**Written problem A**
Find each line in the entries that contains the string "Двор" and copy it out. Case counts.

English Translation of Equity Transfer Agreement, dated November 17, 2017

EX-10.1 2 f8k111717ex10-1_consumer.htm ENGLISH TRANSLATION OF EQUITY TRANSFER AGREEMENT, DATED NOVEMBER 17, 2017

Exhibit 10.1

 

Equity Transfer Agreement

 

Transferor (Party A):

 

Ruisong XU, ID NO: 110105196307253820

 

Lijun XIAO, ID NO: 150402196508251316

 

Zhen XIAO, ID NO: 150404197607250017

 

Transferee (Party B): American Arki Network Service Beijing Co., Ltd

 

Whereas:

 

Every one of Party A is legal shareholder of Beijing Shenzhou Rongtong Investment Management Co., Ltd which was established on June 4, 2014. The nature of Beijing Shenzhou Rongtong Investment Management Co., Ltd is a limited liability company which is lawfully established and effectively subsisting in accordance with the Law of the People's Republic of China and other relevant laws with the registered capital of 10,000,000 yuan, the commercial registration number of 110105017347070 and the uniform social credit code of 91110105397032130A. Every one of Party A’s shareholdings in Beijing Shenzhou Rongtong Investment Management Co., Ltd are as follows.

 

Transferor, Ruisong XU, who holds 30% of shares in Beijing Shenzhou Rongtong Investment Management Co., Ltd.

**Written problem B**
Reproduce the equity transfer agreement from "Zhen XIAO, ID" up to and including "are as follows.", replacing "registered capital" with "authorized capital".

**The data**

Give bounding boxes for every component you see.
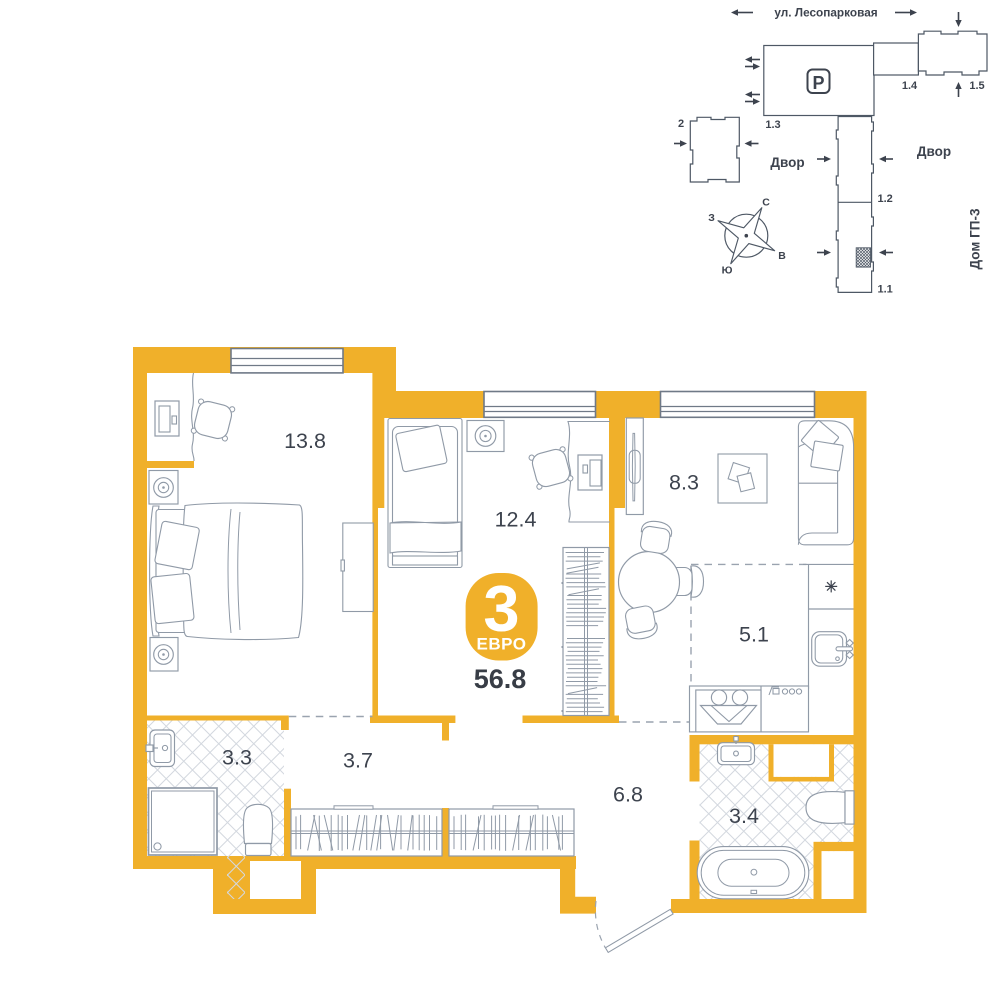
svg-text:12.4: 12.4 xyxy=(495,508,537,532)
svg-text:1.5: 1.5 xyxy=(969,80,984,92)
svg-text:6.8: 6.8 xyxy=(613,783,643,807)
svg-text:ул. Лесопарковая: ул. Лесопарковая xyxy=(774,6,877,20)
svg-text:2: 2 xyxy=(678,118,684,130)
svg-text:3.7: 3.7 xyxy=(343,749,373,773)
svg-text:С: С xyxy=(762,197,770,209)
svg-text:3.4: 3.4 xyxy=(729,804,759,828)
svg-text:13.8: 13.8 xyxy=(284,429,326,453)
svg-text:56.8: 56.8 xyxy=(474,664,527,694)
svg-text:Двор: Двор xyxy=(917,144,951,159)
svg-text:1.4: 1.4 xyxy=(902,80,918,92)
svg-text:З: З xyxy=(708,212,715,224)
svg-text:P: P xyxy=(812,73,824,93)
svg-text:Ю: Ю xyxy=(722,265,733,277)
svg-text:В: В xyxy=(778,250,786,262)
svg-text:Дом ГП-3: Дом ГП-3 xyxy=(968,208,983,269)
svg-text:8.3: 8.3 xyxy=(669,471,699,495)
svg-text:1.3: 1.3 xyxy=(765,119,780,131)
svg-text:3.3: 3.3 xyxy=(222,746,252,770)
svg-text:ЕВРО: ЕВРО xyxy=(477,635,527,654)
svg-text:1.1: 1.1 xyxy=(878,284,893,296)
svg-text:Двор: Двор xyxy=(770,155,804,170)
svg-text:5.1: 5.1 xyxy=(739,623,769,647)
svg-text:1.2: 1.2 xyxy=(878,193,893,205)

**Right answer A**
svg-text:Двор: Двор xyxy=(917,144,951,159)
svg-text:Двор: Двор xyxy=(770,155,804,170)

**Right answer B**
Zhen XIAO, ID NO: 150404197607250017

 

Transferee (Party B): American Arki Network Service Beijing Co., Ltd

 

Whereas:

 

Every one of Party A is legal shareholder of Beijing Shenzhou Rongtong Investment Management Co., Ltd which was established on June 4, 2014. The nature of Beijing Shenzhou Rongtong Investment Management Co., Ltd is a limited liability company which is lawfully established and effectively subsisting in accordance with the Law of the People's Republic of China and other relevant laws with the authorized capital of 10,000,000 yuan, the commercial registration number of 110105017347070 and the uniform social credit code of 91110105397032130A. Every one of Party A’s shareholdings in Beijing Shenzhou Rongtong Investment Management Co., Ltd are as follows.